[Data entries]
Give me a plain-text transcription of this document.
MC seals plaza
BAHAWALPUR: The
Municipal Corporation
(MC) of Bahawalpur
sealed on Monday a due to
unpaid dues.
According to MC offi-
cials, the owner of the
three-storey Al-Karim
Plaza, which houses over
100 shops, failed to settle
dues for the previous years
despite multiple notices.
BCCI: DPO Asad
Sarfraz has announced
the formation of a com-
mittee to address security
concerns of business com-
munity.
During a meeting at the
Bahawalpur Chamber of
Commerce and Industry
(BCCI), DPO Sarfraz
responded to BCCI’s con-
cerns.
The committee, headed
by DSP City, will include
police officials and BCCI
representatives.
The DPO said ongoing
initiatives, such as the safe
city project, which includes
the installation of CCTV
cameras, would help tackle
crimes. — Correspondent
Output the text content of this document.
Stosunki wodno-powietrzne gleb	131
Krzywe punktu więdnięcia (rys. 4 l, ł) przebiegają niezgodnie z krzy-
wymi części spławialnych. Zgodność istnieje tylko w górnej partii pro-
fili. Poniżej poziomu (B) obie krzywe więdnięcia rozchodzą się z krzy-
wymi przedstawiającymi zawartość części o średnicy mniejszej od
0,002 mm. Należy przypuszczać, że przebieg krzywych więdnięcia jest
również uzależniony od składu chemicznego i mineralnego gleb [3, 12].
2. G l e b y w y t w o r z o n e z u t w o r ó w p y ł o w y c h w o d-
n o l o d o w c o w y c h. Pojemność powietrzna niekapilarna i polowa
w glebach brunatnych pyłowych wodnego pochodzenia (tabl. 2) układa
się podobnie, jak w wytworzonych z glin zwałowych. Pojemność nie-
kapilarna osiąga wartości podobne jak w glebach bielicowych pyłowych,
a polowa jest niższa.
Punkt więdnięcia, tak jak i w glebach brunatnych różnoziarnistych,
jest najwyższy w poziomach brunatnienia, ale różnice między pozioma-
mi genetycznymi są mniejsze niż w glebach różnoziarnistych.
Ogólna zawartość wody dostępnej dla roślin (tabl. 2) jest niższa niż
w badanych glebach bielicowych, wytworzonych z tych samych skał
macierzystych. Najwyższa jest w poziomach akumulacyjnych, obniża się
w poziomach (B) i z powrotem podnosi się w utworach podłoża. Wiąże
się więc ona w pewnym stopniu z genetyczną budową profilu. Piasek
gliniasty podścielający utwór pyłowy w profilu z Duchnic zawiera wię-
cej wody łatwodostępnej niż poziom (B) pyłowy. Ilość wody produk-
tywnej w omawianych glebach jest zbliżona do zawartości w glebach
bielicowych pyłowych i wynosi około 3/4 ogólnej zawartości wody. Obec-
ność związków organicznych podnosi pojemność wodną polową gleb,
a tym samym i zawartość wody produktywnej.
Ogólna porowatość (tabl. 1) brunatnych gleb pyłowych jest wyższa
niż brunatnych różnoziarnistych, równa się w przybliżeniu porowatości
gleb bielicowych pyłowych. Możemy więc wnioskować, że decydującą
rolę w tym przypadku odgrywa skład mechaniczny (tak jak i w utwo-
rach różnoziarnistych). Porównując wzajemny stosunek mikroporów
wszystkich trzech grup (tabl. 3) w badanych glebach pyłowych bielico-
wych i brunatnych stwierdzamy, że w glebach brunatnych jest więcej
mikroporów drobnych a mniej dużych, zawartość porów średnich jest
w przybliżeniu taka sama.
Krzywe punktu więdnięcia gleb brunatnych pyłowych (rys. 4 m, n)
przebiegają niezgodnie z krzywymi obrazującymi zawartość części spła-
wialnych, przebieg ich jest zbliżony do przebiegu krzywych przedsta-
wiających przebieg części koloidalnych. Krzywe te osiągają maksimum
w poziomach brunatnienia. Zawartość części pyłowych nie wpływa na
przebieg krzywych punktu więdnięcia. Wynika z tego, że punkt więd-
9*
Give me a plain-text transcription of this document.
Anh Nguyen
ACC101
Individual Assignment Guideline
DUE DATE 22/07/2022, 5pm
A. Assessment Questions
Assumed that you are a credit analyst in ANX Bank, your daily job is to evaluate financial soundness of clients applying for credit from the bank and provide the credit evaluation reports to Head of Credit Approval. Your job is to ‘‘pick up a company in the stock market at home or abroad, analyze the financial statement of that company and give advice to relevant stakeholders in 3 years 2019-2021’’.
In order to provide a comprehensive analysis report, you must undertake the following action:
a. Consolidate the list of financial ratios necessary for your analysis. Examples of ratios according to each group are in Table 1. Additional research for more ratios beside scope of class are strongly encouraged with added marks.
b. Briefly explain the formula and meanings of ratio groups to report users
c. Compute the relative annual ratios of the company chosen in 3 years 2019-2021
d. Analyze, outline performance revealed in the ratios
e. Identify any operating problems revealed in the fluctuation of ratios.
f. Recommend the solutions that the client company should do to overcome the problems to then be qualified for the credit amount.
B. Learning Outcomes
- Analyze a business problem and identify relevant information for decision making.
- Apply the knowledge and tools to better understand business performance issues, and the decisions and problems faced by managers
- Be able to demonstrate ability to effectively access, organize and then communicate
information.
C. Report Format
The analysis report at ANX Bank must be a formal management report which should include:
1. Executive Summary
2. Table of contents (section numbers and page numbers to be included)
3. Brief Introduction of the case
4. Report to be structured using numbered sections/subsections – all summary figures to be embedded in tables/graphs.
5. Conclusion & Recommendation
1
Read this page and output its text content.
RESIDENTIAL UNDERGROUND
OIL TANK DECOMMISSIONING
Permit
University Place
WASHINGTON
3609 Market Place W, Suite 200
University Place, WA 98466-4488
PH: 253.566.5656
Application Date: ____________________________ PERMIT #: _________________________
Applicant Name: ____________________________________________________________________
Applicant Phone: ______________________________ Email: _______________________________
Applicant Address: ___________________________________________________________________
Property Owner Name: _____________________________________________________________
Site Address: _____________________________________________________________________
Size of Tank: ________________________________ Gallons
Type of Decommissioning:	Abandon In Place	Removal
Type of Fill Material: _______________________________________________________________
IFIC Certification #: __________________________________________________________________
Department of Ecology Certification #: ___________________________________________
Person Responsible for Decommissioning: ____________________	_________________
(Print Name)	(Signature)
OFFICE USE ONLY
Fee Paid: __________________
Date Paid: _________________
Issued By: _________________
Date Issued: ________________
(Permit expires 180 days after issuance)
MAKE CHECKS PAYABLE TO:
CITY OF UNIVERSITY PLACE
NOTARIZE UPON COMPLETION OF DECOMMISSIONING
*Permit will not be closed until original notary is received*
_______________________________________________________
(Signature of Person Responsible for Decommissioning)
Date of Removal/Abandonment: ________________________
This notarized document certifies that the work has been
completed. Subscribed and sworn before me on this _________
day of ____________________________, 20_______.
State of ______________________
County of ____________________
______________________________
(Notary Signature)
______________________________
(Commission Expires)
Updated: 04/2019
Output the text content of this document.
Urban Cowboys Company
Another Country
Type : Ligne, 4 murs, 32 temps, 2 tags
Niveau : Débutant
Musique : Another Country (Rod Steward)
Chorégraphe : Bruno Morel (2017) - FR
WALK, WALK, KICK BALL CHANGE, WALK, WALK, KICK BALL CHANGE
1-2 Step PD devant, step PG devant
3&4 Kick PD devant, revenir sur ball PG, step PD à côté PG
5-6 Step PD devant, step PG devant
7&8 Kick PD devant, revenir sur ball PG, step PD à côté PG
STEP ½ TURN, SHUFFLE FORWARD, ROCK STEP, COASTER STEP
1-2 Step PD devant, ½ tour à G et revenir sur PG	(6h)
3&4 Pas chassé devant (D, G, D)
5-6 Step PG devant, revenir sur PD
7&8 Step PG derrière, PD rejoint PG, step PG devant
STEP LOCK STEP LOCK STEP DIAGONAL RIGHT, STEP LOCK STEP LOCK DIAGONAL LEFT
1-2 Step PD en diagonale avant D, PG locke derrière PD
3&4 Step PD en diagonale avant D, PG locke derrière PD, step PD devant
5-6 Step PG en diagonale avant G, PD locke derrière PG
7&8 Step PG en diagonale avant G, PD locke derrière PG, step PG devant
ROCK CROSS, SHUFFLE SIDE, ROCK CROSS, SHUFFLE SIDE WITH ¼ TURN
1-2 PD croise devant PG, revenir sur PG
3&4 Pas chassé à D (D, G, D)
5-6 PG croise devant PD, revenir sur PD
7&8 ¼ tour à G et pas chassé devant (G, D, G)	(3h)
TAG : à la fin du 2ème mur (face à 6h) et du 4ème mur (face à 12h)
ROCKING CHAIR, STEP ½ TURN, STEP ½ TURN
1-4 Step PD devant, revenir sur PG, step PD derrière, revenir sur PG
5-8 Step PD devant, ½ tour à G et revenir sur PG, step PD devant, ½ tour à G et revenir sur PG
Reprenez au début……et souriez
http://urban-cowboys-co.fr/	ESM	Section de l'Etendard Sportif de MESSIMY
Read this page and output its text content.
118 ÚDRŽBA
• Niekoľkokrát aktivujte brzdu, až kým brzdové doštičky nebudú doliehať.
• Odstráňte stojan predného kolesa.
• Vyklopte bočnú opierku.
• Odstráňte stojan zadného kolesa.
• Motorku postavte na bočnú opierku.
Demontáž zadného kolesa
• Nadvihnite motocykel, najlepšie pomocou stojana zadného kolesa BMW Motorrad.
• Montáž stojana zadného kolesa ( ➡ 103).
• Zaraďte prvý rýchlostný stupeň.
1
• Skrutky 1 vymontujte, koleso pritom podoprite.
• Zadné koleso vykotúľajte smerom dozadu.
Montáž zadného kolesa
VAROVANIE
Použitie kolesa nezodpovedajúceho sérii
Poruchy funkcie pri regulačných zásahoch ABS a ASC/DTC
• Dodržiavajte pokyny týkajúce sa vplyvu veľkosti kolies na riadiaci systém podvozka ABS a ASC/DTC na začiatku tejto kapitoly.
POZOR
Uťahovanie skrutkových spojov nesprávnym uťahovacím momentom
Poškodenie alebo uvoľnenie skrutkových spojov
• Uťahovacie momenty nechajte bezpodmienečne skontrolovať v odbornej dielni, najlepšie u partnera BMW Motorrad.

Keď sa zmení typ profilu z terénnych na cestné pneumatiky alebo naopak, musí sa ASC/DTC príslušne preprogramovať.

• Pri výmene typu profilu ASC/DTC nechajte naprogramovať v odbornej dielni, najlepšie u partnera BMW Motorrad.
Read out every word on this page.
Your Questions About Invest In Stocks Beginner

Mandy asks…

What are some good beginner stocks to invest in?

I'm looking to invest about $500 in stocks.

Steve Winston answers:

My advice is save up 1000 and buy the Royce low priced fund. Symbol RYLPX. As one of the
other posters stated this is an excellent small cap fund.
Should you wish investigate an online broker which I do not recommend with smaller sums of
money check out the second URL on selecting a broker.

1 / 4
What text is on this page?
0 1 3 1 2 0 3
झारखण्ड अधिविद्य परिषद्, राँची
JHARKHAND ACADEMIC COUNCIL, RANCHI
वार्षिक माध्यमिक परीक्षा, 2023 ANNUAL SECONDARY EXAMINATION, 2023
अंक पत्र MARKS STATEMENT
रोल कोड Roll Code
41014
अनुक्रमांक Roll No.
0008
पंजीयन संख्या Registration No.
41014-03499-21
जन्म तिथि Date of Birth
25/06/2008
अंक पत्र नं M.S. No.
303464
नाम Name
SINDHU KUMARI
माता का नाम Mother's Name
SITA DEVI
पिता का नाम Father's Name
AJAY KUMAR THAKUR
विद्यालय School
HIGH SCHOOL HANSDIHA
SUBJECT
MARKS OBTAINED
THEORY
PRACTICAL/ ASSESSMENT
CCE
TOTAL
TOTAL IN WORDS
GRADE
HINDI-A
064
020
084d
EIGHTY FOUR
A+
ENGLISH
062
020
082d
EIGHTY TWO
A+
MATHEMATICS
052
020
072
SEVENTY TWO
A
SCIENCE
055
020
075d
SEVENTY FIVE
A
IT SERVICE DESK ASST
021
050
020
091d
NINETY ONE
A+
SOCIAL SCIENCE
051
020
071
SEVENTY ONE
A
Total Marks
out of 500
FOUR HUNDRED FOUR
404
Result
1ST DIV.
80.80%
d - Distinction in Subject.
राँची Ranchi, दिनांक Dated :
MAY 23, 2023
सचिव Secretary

* Instructions for the task: Find the string "Odstráňte" in the entries above and return each line that holds it.

* The solution:
• Odstráňte stojan predného kolesa.
• Odstráňte stojan zadného kolesa.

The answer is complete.